_Supplied data_
———

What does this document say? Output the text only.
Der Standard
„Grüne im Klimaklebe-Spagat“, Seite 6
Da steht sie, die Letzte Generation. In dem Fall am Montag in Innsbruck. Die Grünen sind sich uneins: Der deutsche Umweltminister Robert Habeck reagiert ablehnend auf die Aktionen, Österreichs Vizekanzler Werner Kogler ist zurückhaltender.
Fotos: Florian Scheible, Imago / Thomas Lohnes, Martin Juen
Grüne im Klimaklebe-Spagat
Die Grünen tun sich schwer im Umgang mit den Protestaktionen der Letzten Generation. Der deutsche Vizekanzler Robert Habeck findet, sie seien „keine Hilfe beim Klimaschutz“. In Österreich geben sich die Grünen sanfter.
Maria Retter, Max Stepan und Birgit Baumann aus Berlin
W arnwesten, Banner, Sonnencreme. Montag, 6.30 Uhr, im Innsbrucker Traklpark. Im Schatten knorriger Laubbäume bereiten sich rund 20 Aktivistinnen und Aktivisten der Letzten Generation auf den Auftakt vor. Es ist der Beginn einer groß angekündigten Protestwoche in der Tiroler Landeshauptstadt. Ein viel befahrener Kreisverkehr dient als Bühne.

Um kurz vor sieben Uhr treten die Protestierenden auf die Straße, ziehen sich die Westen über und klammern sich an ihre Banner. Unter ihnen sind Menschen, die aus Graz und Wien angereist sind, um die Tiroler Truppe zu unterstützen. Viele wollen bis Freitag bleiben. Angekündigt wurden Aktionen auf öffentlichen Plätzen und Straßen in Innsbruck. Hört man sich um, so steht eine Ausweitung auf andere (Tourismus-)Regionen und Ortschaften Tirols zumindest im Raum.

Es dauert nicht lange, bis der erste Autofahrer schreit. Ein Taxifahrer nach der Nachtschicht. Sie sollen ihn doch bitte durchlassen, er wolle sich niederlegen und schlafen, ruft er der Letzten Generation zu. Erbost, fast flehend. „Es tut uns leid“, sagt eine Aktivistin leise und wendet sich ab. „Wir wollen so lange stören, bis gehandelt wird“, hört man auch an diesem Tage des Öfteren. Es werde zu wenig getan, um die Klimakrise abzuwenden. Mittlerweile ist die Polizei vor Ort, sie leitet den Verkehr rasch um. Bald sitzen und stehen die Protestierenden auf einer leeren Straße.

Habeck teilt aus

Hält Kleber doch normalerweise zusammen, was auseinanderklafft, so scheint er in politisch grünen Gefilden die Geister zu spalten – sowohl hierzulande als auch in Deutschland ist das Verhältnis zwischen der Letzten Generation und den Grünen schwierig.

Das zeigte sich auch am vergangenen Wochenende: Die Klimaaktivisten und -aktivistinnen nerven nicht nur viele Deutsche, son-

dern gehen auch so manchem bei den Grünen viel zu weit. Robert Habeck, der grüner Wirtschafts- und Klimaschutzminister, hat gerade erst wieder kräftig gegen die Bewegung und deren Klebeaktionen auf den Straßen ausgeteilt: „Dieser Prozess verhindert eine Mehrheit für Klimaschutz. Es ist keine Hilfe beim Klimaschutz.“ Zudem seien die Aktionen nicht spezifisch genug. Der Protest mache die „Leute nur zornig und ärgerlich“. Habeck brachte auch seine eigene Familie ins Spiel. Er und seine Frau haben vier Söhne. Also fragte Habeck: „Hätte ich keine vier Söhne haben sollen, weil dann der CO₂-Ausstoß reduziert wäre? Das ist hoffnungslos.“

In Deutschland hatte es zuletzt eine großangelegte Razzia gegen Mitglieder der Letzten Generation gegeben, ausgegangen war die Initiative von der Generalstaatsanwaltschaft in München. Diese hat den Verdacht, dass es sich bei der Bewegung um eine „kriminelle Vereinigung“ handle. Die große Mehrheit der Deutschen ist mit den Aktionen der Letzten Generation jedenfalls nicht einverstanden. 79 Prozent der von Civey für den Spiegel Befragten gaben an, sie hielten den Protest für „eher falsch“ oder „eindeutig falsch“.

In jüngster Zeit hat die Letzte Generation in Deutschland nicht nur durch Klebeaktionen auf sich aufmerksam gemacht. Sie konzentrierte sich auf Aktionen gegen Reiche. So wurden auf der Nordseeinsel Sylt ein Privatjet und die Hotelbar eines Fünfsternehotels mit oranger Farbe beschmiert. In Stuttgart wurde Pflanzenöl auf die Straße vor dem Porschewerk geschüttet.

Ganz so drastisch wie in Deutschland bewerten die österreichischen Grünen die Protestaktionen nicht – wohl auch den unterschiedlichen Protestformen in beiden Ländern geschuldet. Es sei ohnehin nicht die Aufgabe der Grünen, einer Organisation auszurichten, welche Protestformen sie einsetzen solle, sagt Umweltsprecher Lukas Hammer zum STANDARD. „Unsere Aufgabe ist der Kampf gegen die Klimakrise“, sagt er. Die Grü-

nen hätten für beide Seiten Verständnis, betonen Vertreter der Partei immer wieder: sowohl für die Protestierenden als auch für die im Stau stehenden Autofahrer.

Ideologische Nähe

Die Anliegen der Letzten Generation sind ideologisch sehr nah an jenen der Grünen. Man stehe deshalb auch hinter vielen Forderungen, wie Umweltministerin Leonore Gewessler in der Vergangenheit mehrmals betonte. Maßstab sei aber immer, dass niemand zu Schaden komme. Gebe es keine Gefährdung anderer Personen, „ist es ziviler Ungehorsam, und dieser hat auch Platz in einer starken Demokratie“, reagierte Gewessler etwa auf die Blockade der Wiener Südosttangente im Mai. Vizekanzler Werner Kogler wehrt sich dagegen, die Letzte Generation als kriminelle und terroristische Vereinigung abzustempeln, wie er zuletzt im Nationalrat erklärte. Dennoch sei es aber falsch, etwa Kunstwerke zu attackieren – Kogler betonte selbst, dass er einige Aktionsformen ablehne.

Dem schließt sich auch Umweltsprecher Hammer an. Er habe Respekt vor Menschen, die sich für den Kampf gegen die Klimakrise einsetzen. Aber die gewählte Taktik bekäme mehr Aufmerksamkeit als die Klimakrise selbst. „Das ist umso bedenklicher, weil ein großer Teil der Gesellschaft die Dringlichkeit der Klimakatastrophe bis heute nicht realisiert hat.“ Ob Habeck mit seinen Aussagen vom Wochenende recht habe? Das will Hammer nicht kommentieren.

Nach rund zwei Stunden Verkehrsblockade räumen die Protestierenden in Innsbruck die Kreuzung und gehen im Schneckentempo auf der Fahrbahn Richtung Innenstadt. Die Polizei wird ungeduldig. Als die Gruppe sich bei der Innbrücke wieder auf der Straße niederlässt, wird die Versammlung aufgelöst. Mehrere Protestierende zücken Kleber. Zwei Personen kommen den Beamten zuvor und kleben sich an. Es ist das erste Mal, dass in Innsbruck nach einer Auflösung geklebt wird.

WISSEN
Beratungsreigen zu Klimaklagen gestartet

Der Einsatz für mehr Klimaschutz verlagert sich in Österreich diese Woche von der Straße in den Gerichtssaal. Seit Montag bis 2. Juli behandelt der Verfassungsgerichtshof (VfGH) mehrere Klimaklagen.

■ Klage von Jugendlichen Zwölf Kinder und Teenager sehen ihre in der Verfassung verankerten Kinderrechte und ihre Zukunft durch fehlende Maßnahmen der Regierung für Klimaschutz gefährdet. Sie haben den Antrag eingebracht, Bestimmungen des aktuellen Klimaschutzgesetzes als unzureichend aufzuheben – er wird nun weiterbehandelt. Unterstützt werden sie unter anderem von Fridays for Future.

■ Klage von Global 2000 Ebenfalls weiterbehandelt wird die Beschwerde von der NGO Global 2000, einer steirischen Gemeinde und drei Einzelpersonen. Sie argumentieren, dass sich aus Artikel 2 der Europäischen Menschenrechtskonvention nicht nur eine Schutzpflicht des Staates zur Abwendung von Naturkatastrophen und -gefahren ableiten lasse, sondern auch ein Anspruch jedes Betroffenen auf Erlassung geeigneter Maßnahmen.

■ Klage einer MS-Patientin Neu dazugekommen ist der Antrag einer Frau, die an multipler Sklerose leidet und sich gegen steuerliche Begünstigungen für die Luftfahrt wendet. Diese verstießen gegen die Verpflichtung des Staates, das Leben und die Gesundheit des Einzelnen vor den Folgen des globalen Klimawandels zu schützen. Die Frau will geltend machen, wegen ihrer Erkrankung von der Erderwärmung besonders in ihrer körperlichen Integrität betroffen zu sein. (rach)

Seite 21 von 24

———

_Your task_
What is the number of lines in the data above that include the word "Wochenende"? Answer with that number only.

_Solution to this task_
2